═════ Materials provided ═════
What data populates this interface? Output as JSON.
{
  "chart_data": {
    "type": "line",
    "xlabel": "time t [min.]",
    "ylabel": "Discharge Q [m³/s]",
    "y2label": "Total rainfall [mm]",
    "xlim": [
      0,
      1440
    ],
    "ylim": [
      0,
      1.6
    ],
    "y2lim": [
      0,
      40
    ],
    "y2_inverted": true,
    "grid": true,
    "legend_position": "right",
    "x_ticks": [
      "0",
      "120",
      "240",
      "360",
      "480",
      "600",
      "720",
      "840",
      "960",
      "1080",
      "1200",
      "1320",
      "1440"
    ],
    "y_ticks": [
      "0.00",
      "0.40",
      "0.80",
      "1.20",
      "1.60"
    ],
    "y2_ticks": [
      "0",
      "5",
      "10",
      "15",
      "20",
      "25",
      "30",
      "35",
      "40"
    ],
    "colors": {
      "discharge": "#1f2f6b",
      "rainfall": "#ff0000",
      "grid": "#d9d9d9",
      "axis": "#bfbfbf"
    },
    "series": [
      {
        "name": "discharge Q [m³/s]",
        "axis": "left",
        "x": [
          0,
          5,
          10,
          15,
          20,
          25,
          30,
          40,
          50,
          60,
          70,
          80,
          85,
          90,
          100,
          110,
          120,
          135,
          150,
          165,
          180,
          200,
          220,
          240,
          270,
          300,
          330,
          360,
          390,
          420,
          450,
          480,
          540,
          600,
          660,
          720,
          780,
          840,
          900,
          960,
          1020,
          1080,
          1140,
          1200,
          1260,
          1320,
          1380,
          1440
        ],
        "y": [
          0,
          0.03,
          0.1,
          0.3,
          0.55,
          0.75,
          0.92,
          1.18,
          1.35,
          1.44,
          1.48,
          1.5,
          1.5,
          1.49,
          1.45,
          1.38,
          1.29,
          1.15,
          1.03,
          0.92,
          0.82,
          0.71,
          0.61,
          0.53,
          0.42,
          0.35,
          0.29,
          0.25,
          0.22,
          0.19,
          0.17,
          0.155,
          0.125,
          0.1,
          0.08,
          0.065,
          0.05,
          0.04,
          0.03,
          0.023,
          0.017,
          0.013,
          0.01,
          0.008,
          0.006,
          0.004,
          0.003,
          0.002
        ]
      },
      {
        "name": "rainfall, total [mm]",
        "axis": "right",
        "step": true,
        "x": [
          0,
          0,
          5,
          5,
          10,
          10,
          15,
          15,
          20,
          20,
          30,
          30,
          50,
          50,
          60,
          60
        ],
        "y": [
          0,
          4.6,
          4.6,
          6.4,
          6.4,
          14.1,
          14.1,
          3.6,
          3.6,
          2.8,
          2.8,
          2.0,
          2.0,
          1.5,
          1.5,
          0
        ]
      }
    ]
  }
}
═════
◆ **Given problem**: From the listing, copy each line containing the word "rainfall".

◆ **Full output**:
    "y2label": "Total rainfall [mm]",
      "rainfall": "#ff0000",
        "name": "rainfall, total [mm]",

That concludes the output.